Exercise instructions >> Copy each line containing the word "Overview" from the records that follow, please.

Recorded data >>

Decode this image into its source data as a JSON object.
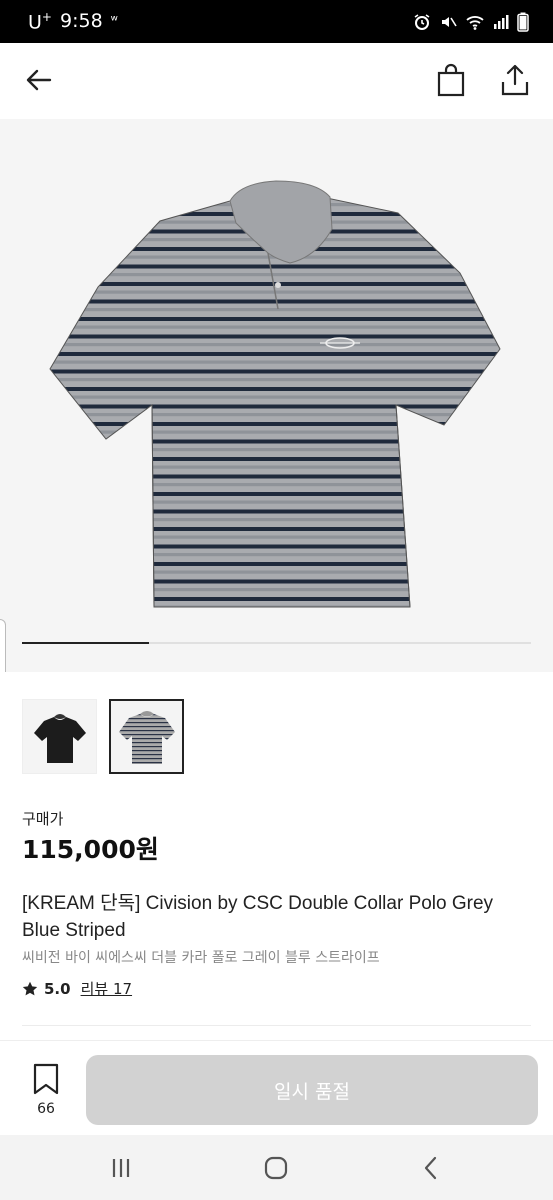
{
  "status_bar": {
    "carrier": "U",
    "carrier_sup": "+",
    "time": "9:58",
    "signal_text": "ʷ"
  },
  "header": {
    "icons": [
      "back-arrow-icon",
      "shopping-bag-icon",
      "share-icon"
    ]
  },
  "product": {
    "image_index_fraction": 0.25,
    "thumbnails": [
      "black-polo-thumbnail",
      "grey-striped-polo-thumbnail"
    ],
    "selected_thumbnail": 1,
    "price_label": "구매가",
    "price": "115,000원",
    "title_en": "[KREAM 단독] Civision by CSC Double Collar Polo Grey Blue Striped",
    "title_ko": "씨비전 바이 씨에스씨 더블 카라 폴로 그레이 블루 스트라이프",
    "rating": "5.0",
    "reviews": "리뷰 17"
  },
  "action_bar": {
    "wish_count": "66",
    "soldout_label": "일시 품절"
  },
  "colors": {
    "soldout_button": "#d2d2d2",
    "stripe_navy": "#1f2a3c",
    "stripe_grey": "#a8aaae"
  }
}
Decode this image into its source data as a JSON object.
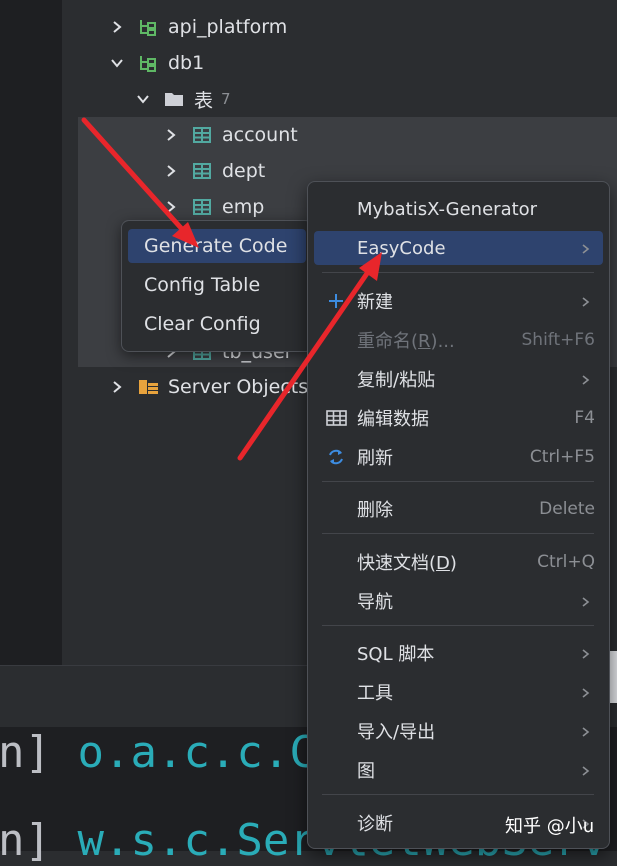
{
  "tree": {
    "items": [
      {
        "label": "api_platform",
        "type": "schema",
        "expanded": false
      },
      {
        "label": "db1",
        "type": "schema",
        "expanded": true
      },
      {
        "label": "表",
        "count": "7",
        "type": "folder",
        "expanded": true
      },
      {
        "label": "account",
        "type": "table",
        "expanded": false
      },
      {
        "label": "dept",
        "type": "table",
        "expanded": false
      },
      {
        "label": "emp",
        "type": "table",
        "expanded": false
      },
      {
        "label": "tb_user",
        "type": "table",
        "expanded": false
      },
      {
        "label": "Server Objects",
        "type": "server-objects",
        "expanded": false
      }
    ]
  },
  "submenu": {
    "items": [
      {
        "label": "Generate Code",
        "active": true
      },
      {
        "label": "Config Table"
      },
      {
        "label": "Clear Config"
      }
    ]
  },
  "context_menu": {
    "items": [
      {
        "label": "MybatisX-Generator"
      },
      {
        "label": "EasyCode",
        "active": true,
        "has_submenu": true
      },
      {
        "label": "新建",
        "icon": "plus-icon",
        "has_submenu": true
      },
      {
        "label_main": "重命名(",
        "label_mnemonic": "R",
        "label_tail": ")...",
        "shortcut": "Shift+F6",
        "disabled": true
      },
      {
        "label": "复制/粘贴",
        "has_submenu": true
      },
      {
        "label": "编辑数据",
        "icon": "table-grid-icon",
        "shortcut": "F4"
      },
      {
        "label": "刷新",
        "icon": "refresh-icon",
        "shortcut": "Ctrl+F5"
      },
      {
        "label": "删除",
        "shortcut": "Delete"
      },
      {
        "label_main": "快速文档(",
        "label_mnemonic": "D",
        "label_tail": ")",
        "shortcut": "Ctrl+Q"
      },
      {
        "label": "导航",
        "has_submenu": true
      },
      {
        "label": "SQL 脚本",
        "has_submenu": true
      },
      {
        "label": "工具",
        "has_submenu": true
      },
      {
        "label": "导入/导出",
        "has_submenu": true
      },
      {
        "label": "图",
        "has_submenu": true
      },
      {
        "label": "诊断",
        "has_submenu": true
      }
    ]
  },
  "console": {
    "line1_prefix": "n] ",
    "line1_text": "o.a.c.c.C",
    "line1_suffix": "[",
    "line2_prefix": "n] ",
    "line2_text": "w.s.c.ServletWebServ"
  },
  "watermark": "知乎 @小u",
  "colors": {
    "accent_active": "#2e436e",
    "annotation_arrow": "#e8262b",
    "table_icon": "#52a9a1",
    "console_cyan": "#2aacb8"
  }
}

==

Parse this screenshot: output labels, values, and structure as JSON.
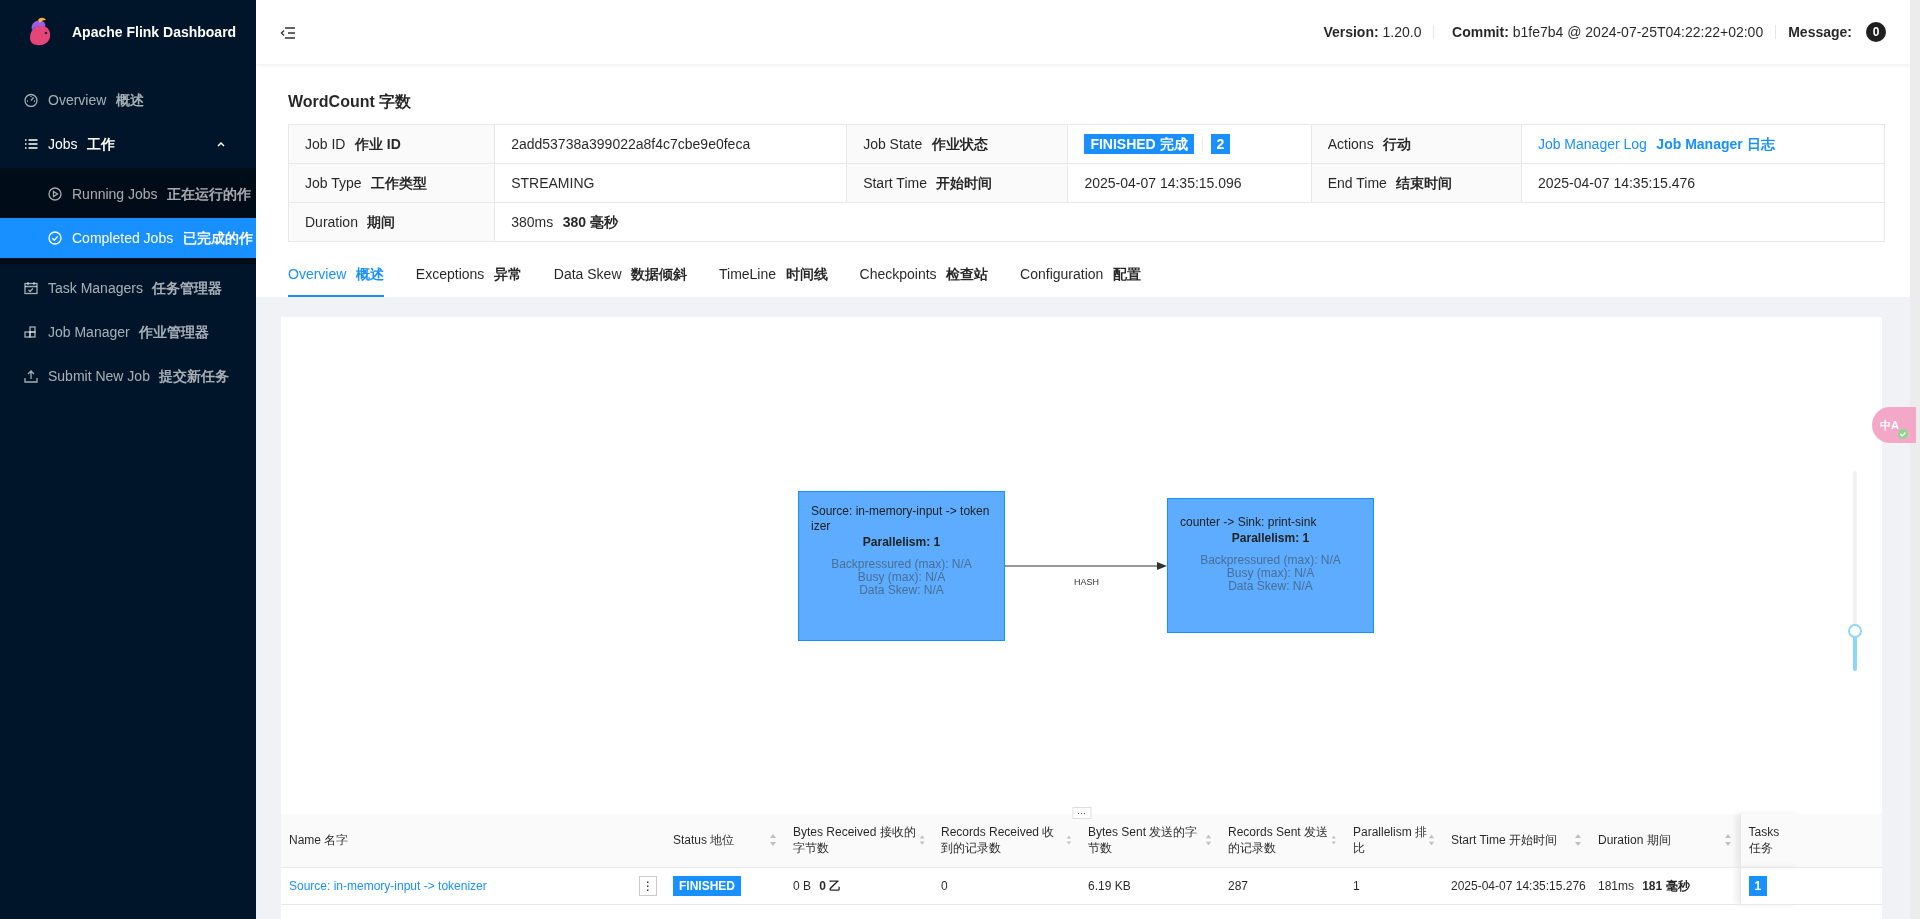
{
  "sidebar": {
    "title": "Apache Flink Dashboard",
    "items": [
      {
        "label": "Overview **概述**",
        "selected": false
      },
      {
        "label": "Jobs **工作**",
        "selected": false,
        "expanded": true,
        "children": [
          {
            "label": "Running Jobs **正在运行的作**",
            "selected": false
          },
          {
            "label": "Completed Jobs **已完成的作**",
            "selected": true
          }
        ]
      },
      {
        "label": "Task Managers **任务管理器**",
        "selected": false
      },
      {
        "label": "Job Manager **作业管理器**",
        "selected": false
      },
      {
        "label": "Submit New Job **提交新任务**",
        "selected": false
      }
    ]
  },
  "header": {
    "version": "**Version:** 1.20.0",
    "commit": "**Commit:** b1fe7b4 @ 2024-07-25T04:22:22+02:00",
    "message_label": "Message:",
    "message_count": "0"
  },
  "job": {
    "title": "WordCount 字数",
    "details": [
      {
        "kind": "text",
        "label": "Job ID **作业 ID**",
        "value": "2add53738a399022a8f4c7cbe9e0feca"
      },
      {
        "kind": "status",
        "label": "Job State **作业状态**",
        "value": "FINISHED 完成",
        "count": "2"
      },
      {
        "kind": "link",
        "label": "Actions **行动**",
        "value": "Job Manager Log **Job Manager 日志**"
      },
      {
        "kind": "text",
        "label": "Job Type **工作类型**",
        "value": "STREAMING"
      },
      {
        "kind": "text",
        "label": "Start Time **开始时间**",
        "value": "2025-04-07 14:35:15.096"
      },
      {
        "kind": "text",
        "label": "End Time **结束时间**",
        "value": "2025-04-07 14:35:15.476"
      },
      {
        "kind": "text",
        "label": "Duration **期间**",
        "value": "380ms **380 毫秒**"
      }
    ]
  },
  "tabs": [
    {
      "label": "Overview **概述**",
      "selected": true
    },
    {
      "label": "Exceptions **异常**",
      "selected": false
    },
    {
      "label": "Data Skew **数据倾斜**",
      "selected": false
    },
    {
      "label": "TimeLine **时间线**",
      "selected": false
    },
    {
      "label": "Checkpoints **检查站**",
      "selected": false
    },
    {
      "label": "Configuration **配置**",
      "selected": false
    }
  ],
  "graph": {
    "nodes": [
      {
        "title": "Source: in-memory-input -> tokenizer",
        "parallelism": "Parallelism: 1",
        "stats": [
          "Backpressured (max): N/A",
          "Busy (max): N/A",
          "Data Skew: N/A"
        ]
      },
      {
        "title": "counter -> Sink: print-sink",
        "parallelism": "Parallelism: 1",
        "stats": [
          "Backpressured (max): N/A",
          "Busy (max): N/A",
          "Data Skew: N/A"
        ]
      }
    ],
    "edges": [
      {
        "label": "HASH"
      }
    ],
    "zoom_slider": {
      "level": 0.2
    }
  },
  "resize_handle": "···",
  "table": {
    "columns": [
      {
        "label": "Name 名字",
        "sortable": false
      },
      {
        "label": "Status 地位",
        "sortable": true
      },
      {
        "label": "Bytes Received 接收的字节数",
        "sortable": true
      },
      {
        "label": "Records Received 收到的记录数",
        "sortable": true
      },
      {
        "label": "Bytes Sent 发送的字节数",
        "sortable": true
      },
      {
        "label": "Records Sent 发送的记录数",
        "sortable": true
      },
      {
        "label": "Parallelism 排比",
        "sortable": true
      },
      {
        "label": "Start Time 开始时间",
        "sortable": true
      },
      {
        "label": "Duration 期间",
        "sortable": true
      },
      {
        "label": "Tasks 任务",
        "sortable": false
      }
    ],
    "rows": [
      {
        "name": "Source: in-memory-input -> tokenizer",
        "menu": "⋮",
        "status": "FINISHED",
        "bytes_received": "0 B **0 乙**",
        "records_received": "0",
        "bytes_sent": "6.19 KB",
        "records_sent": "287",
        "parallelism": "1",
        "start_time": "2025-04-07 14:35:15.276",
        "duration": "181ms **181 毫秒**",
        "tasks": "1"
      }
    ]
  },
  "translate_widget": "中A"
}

...

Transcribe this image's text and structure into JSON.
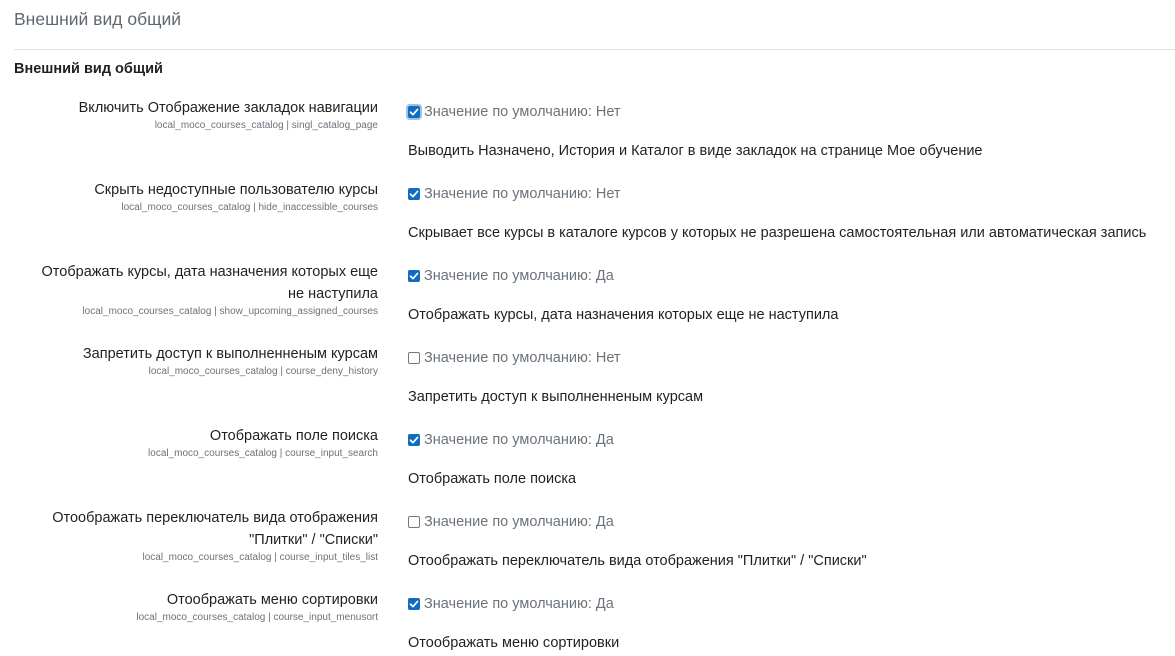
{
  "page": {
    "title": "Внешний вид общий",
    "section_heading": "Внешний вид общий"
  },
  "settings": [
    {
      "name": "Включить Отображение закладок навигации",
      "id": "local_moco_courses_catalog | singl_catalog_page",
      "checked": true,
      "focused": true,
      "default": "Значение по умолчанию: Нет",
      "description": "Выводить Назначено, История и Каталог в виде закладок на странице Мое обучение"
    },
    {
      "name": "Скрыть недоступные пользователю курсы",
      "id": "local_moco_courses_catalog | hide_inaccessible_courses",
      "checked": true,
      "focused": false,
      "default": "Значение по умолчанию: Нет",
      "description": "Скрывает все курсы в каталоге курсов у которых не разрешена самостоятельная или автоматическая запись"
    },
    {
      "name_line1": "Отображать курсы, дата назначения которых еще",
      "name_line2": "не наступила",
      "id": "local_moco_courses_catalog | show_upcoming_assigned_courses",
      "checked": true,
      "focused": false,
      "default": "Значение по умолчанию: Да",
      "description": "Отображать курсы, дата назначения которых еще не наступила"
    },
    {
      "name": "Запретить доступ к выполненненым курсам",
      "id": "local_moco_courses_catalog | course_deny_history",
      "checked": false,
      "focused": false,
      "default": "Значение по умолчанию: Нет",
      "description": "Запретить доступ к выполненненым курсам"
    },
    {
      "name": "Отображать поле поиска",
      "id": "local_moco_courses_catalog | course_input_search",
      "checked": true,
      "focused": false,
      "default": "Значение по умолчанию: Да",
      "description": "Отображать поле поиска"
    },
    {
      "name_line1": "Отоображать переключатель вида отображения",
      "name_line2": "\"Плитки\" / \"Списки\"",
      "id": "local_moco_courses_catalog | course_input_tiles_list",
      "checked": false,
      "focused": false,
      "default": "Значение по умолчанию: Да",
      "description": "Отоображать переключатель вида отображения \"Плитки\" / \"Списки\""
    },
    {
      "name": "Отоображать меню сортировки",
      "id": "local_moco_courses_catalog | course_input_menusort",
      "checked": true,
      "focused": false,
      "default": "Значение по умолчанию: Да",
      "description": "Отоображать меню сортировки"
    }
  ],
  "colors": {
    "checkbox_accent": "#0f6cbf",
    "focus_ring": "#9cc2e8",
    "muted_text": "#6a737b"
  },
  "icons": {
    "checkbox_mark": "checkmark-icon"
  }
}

Expected answer >>
        "label": "Overview **概述**",
      "label": "Overview **概述**",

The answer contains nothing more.